====== FRAGMENTO
No es extraño, pues, que esas novelas –estupendas como son– presentaran una visión masculina del mundo, donde las mujeres a menudo encarnan el mal y la corrupción y donde el hombre de bien se erige como un asalariado héroe incorruptible que está dispuesto a romper cualquier norma a fin de hacer cumplir la norma. No es extraño, tampoco, que estuvieran muy alejadas de las auténticas investigaciones que desbaratan circuitos de corrupción. Es conocido el hecho, por ejemplo, de que a Alphonse Capone no se le sentenció a prisión por asesinato o conspiración criminal sino por evasión de impuestos –el mismo año en que Hammett publicó dos relatos de Sam Spade y un año antes de que Raymond Chandler comenzara su carrera como escritor policiaco–. Sin embargo, si uno mira la película de Brian De Palma sobre el caso, Los intocables, le quedará la sensación de que la condena fue producto del trabajo policial de balazos y madrazos más que de una extensiva operación encubierta de escucha y una minuciosa revisión de declaraciones de impuestos.

La idea, pues, permea y persiste aún pese a su desconexión con la realidad. Pasadas por el filtro de los reality shows como Cops, la mano dura y la escasa consideración con los derechos humanos se presentan como una opción no solo efectiva sino atractiva. Entre los detectives que hacen cumplir la ley trabajando al margen de la ley –desde las creaciones de Chandler hasta las de Clint Eastwood– y los policías de la televisión que cumplen la ley rompiéndola –pensemos en La ley y el orden: Unidad de Víctimas Especiales o, bueno, casi cualquier procedural policiaco–, la idea de que la corrupción y el crimen se combaten mejor con mano dura se encuentra bastante extendida. (Uno puede recordar a Jaime Rodríguez proponiendo cortarles la mano a los delincuentes y recibiendo algunas preocupantes muestras de apoyo, entre varias otras penosas demostraciones de la política nacional.)

No obstante, esa es la historia como la ha contado la ficción. El estante de lo periodístico tiene otra versión de los hechos. Una vez ahí, despojada de la fascinación casi adolescente con la fuerza bruta y la maldad femenina, el trabajo detectivesco efectivo –el que hace renunciar a presidentes, mete a la cárcel a ejecutivos de la FIFA y hace que los exgobernadores teman aparecer en público– se revela no tan lejano al de un minucioso contador o infatigable periodista dispuesto a leer gigantescas fojas de cabo a rabo y a cuadrar cuentas en pesados archivos de Excel, todo con tal de desentrañar la red de la corrupción. Carl Bernstein y Bob Woodward, por ejemplo, comenzaron a desbaratar el gobierno de Richard Nixon con una investigación minuciosa y extensiva que incluyó como una de sus piezas centrales una entrevista con Judy Hoback Miller, contadora de la campaña de reelección de Nixon que les confesó las maniobras sucias del presidente. No hay nada más lejano del detective del hard boiled que un periodista que, como Bob Woodward, toma cursos de Shakespeare.
============
====== DATOS PROPORCIONADOS
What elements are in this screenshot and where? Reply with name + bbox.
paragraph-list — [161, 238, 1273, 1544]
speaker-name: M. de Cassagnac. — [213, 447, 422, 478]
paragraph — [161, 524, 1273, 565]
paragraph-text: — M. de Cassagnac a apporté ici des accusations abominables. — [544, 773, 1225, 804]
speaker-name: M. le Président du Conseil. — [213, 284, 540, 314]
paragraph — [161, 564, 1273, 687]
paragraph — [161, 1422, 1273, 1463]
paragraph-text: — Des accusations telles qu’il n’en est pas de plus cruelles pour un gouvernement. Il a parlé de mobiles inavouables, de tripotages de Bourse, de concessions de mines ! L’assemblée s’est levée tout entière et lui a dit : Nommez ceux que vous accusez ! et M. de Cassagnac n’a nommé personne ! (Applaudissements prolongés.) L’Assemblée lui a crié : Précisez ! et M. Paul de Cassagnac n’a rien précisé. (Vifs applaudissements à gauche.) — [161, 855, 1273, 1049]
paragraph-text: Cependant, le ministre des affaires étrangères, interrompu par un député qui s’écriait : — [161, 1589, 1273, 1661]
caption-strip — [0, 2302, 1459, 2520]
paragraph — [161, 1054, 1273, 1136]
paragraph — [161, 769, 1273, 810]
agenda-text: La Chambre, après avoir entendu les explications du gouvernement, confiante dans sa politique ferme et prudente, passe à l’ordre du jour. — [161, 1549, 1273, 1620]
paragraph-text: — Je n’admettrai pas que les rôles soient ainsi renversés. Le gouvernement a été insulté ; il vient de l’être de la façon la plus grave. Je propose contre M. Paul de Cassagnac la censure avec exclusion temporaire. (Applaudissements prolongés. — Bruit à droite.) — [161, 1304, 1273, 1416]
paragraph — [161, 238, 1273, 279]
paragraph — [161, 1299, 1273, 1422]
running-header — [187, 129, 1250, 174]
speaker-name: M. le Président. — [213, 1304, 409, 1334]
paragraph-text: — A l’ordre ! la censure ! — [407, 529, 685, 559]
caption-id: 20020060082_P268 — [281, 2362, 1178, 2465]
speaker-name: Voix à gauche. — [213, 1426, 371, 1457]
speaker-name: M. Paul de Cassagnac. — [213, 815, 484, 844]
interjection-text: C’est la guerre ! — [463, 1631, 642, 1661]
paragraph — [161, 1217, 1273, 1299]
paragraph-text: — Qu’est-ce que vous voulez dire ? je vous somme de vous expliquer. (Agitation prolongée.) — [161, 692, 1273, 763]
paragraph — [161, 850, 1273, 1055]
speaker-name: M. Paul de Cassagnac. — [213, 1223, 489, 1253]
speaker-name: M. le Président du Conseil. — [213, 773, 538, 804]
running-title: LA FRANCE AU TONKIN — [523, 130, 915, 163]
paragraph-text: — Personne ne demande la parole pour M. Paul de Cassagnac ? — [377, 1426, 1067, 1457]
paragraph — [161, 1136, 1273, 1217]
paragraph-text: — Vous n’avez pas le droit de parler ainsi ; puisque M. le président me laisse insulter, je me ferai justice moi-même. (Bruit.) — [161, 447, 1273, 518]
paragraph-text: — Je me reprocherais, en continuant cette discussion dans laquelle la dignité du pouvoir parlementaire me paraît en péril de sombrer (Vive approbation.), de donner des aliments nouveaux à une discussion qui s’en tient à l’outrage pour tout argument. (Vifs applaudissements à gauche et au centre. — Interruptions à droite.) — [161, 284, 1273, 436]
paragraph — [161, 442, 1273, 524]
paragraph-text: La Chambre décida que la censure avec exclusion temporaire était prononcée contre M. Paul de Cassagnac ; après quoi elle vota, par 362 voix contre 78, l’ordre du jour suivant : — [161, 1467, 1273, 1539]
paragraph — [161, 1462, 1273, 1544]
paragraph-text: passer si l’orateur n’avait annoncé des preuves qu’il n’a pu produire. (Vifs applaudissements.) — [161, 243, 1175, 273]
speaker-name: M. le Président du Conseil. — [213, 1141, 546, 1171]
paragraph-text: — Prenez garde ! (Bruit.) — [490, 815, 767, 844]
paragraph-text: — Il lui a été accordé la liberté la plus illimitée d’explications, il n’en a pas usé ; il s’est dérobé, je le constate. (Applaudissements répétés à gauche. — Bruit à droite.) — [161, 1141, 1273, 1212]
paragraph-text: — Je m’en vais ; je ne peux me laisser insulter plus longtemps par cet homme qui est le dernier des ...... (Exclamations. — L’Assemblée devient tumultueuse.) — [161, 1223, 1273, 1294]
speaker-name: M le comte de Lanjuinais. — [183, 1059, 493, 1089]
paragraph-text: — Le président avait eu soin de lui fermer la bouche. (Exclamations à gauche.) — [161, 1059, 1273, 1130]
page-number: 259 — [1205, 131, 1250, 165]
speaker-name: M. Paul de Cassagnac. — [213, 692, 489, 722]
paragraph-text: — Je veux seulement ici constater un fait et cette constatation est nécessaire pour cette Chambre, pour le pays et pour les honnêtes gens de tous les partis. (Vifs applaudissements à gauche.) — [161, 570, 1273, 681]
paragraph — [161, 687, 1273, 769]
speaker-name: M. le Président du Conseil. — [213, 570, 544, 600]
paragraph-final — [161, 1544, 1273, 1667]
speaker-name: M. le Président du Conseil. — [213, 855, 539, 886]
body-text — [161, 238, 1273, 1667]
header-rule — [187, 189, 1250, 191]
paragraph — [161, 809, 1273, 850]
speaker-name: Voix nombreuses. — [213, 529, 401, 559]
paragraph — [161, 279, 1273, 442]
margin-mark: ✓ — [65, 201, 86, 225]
============
| TRABAJO POR HACER |
1/ Según el fragmento sobre la novela policiaca, ¿por qué delito se sentenció a prisión a Alphonse Capone?
2/ Prolonga el fragmento sobre la novela policiaca a partir de su última oración.

| TAREAS RESUELTAS |
1/ Por evasión de impuestos.

2/
Si uno lee La estafa maestra, el libro de Nayeli Roldán, Miriam Castillo y Manuel Ureste que detalló y destapó el escándalo que involucró a varias universidades públicas mexicanas, encontrará la siguiente frase en el prólogo de Daniel Moreno: “Es probable que uno de los peores empleos que se pueden conseguir en el sector público sea el de auditor superior de la Federación.” El texto emparenta al periodista –que documenta actos de corrupción sin ver consecuencias, pese a contar con múltiples pruebas– y al auditor –que conoce el acto de corrupción pero no puede hacer mucho para denunciarlo, pese a haber revisado cuentas y facturas durante meses–. Una noción similar aparece en Tarjeta roja. El fraude más grande en la historia del deporte, el libro de Ken Bensinger que revela el funcionamiento del sistema de corrupción de la FIFA de Chuck Blazer; el autor se emparenta –casi sin quererlo– con Steve Berryman, el agente responsable de iniciar la investigación: ambos son descritos en más de una ocasión mientras navegan en medio de un torrente de documentos legales y declaraciones fiscales, “miles de páginas”, según ellos mismos.

Estos detectives son también infatigables: Ronan Farrow, el encargado de destapar el historial de hostigamiento sexual de Harvey Weinstein y Les Moonves, ha admitido trabajar jornadas de dieciocho horas. Esta versión del detective, menos glamurosa, ha tenido también algunas representaciones cinematográficas, además de la de Robert Redford y Dustin Hoffman en Todos los hombres del presidente como Bob Woodward y Carl Bernstein: en El lobo de Wall Street, de Martin Scorsese, el agente del FBI Patrick Denham, encargado de vadear entre las finanzas fraudulentas de Jordan Belfort, habla del sudoroso trayecto de regreso a casa en metro mientras viste el mismo traje por tercer día consecutivo.

No hay culpa, por supuesto, en ninguna de las representaciones, ficticias o auténticas. Cada una es producto de su tiempo y sus circunstancias y sus inherentes desigualdades, y la comprensión cabal de cada obra deberá pasar por una necesaria contextualización. Los detectives idealistas y los detectives duros no son contraposiciones de los detectives reales, sino parte de una misma genealogía: como ya avizoraba Ricardo Piglia en aquel ensayo, todos los detectives son lectores atentos. Desde el incipiente detective decimonónico que rayaba papeles con grafito para encontrar letras hasta el detective contemporáneo que lee miles de páginas para encontrar las conexiones de la corrupción, pasando por el detective de novela negra que leía las relaciones sociales de la misma forma que las novelas pulp, la columna vertebral de la literatura policiaca –y del combate a la corrupción– parece cimentarse no tanto en la capacidad de golpear hasta la intimidación a un testigo, sino en la capacidad de los investigadores de concentrar la mirada y escrutar el texto.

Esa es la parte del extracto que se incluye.